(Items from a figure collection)
>>

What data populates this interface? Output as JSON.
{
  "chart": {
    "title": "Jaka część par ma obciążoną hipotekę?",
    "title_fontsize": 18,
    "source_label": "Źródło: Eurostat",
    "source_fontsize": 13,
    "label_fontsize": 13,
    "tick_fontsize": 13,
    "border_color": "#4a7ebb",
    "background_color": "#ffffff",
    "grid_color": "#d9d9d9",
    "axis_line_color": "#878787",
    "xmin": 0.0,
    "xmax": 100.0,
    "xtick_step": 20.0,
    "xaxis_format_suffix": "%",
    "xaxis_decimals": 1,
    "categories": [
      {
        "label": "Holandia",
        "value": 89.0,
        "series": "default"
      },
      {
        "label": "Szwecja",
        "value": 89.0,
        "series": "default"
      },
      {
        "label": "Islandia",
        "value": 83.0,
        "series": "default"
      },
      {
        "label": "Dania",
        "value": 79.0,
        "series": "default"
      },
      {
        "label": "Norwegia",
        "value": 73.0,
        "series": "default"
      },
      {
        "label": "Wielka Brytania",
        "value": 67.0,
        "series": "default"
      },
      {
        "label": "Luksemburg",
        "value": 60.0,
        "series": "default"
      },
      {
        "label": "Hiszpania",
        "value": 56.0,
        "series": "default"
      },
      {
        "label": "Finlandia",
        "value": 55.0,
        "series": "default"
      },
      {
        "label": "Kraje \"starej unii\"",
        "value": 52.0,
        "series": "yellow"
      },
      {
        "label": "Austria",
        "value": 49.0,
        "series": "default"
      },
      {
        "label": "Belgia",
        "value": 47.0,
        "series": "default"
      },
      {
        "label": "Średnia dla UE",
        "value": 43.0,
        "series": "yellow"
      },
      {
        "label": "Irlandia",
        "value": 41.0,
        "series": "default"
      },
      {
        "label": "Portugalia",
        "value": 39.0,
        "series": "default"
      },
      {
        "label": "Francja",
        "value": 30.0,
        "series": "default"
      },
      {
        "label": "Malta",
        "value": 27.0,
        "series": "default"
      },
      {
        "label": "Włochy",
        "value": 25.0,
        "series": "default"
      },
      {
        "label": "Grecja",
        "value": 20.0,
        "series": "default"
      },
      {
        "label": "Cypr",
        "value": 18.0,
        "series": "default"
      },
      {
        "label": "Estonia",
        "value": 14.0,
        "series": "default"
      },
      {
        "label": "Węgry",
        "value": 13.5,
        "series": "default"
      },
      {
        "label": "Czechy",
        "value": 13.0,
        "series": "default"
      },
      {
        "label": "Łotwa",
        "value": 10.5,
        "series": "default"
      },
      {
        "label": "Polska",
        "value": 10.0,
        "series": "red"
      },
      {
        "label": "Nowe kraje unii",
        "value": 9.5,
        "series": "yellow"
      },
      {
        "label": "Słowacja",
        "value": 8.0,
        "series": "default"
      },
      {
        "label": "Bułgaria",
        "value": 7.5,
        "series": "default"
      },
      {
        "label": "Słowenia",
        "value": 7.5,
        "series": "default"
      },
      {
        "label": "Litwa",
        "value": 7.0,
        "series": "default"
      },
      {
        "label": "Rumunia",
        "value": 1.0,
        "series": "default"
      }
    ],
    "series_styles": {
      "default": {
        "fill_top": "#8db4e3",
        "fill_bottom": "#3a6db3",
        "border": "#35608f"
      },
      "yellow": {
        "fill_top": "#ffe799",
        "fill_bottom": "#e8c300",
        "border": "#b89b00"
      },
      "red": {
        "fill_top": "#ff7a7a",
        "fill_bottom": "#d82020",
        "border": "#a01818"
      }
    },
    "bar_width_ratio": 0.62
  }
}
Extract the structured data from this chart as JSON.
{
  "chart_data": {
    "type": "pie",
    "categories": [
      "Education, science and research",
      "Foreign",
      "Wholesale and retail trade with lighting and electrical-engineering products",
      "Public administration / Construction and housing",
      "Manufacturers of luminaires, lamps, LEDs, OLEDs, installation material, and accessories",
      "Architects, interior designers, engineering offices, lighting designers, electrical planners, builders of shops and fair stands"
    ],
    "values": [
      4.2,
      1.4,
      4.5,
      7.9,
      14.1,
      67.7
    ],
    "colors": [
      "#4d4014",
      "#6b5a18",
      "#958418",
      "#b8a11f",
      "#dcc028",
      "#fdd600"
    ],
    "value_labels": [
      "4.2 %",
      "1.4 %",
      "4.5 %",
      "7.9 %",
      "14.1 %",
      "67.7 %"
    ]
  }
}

<<

Look through the lines above and collect those with the word "this".

▶ _EXERCISE SOLUTION_:
What data populates this interface? Output as JSON.
Extract the structured data from this chart as JSON.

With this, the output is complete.